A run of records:

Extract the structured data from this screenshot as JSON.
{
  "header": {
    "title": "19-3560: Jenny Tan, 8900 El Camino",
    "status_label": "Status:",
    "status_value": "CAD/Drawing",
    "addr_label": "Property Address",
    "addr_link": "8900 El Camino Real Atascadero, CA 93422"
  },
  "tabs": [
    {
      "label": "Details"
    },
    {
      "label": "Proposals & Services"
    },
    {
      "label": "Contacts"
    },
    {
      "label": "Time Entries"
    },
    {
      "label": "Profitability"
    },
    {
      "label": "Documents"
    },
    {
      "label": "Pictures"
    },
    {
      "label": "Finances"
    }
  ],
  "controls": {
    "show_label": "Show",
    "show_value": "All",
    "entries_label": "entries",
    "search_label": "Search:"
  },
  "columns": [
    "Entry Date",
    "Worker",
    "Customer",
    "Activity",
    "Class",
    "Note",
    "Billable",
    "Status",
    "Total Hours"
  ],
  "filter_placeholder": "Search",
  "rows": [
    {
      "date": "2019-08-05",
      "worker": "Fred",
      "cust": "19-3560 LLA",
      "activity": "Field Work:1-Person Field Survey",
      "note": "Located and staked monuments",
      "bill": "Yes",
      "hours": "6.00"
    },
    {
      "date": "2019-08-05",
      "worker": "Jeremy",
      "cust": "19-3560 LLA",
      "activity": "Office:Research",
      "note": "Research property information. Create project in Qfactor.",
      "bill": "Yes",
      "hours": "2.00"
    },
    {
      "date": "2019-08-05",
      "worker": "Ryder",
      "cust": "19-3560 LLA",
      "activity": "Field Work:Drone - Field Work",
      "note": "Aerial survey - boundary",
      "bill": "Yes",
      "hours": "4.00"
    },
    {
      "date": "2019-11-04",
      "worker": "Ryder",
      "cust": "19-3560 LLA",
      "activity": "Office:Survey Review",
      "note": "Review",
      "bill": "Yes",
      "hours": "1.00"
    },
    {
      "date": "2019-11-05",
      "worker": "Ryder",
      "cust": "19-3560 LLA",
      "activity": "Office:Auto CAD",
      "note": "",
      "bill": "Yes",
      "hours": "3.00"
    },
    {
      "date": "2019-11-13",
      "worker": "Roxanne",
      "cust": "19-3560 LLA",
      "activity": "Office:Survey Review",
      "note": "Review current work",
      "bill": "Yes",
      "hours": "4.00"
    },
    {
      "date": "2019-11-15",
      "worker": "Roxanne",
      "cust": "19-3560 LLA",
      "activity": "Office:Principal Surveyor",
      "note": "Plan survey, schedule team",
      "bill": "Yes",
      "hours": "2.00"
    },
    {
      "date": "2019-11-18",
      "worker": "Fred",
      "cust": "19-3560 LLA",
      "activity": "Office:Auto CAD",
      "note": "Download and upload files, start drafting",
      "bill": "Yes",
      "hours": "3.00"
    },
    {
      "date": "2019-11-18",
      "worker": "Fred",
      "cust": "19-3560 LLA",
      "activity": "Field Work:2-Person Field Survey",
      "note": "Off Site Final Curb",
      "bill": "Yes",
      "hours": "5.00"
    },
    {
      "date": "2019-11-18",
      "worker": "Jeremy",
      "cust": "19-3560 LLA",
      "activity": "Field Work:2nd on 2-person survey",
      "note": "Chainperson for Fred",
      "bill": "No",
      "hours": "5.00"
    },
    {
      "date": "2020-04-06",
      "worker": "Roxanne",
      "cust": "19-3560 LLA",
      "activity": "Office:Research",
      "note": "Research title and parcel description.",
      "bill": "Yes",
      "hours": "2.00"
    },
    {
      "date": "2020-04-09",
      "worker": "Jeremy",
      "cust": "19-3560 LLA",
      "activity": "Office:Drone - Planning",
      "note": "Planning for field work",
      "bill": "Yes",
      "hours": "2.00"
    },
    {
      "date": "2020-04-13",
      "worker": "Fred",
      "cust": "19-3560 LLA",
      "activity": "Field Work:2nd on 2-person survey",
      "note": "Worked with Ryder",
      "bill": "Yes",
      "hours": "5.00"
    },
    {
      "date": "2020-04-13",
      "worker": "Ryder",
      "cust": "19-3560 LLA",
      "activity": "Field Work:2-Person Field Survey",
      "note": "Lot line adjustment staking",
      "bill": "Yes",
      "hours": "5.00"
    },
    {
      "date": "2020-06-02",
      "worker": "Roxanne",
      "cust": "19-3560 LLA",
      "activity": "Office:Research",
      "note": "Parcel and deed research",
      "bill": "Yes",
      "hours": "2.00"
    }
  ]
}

Written request.
Point out every line holding the string "Camino" and copy it.

Complete response.
    "title": "19-3560: Jenny Tan, 8900 El Camino",
    "addr_link": "8900 El Camino Real Atascadero, CA 93422"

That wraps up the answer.